* Material for this exercise:
═══

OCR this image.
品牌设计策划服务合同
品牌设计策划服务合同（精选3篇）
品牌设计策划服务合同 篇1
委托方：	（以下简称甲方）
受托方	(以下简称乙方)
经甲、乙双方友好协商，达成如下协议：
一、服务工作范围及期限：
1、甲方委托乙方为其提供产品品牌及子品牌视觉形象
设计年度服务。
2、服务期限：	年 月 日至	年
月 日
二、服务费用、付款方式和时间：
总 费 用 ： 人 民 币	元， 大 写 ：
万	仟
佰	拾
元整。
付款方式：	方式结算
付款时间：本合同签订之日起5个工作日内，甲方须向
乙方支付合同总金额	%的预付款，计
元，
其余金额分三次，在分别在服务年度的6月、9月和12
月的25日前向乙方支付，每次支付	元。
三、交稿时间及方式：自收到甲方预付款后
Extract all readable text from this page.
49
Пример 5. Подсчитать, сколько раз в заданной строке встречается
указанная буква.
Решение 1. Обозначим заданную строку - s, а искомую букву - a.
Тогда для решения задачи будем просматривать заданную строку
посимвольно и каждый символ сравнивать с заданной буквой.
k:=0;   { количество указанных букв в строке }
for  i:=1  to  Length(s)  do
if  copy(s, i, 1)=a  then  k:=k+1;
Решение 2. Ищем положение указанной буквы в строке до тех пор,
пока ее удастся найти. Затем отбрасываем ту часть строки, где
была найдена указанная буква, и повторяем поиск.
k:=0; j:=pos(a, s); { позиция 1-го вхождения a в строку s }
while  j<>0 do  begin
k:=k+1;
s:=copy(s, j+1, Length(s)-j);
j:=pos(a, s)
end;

═══

* What the task requires:
Above are some records; extract every one of them exactly.

* The response:
OCR this image.
品牌设计策划服务合同
品牌设计策划服务合同（精选3篇）
品牌设计策划服务合同 篇1
委托方：	（以下简称甲方）
受托方	(以下简称乙方)
经甲、乙双方友好协商，达成如下协议：
一、服务工作范围及期限：
1、甲方委托乙方为其提供产品品牌及子品牌视觉形象
设计年度服务。
2、服务期限：	年 月 日至	年
月 日
二、服务费用、付款方式和时间：
总 费 用 ： 人 民 币	元， 大 写 ：
万	仟
佰	拾
元整。
付款方式：	方式结算
付款时间：本合同签订之日起5个工作日内，甲方须向
乙方支付合同总金额	%的预付款，计
元，
其余金额分三次，在分别在服务年度的6月、9月和12
月的25日前向乙方支付，每次支付	元。
三、交稿时间及方式：自收到甲方预付款后
Extract all readable text from this page.
49
Пример 5. Подсчитать, сколько раз в заданной строке встречается
указанная буква.
Решение 1. Обозначим заданную строку - s, а искомую букву - a.
Тогда для решения задачи будем просматривать заданную строку
посимвольно и каждый символ сравнивать с заданной буквой.
k:=0;   { количество указанных букв в строке }
for  i:=1  to  Length(s)  do
if  copy(s, i, 1)=a  then  k:=k+1;
Решение 2. Ищем положение указанной буквы в строке до тех пор,
пока ее удастся найти. Затем отбрасываем ту часть строки, где
была найдена указанная буква, и повторяем поиск.
k:=0; j:=pos(a, s); { позиция 1-го вхождения a в строку s }
while  j<>0 do  begin
k:=k+1;
s:=copy(s, j+1, Length(s)-j);
j:=pos(a, s)
end;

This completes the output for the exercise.